▸ Problem
Rewrite the listing below, changing every "Health Status" to "Case Status" and leaving all other text as it is.

Element region listings
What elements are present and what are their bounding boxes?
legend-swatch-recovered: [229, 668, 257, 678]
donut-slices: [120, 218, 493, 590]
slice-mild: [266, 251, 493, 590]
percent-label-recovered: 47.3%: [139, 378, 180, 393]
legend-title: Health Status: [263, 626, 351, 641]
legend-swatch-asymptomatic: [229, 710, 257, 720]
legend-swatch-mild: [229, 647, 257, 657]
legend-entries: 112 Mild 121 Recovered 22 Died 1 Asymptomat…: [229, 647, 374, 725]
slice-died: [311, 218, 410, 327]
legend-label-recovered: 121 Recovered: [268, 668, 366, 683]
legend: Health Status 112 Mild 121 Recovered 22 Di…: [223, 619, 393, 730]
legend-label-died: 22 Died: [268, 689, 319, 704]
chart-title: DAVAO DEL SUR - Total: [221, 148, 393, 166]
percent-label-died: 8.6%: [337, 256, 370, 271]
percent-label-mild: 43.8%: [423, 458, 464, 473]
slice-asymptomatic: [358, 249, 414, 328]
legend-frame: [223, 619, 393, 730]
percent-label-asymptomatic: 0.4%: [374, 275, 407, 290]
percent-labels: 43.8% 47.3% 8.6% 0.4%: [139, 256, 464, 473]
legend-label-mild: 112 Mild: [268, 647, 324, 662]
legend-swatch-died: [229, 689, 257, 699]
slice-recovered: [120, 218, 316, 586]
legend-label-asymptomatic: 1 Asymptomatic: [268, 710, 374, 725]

▸ Exercise solution
What elements are present and what are their bounding boxes?
legend-swatch-recovered: [229, 668, 257, 678]
donut-slices: [120, 218, 493, 590]
slice-mild: [266, 251, 493, 590]
percent-label-recovered: 47.3%: [139, 378, 180, 393]
legend-title: Case Status: [263, 626, 351, 641]
legend-swatch-asymptomatic: [229, 710, 257, 720]
legend-swatch-mild: [229, 647, 257, 657]
legend-entries: 112 Mild 121 Recovered 22 Died 1 Asymptomat…: [229, 647, 374, 725]
slice-died: [311, 218, 410, 327]
legend-label-recovered: 121 Recovered: [268, 668, 366, 683]
legend: Case Status 112 Mild 121 Recovered 22 Di…: [223, 619, 393, 730]
legend-label-died: 22 Died: [268, 689, 319, 704]
chart-title: DAVAO DEL SUR - Total: [221, 148, 393, 166]
percent-label-died: 8.6%: [337, 256, 370, 271]
percent-label-mild: 43.8%: [423, 458, 464, 473]
slice-asymptomatic: [358, 249, 414, 328]
legend-frame: [223, 619, 393, 730]
percent-label-asymptomatic: 0.4%: [374, 275, 407, 290]
percent-labels: 43.8% 47.3% 8.6% 0.4%: [139, 256, 464, 473]
legend-label-mild: 112 Mild: [268, 647, 324, 662]
legend-swatch-died: [229, 689, 257, 699]
slice-recovered: [120, 218, 316, 586]
legend-label-asymptomatic: 1 Asymptomatic: [268, 710, 374, 725]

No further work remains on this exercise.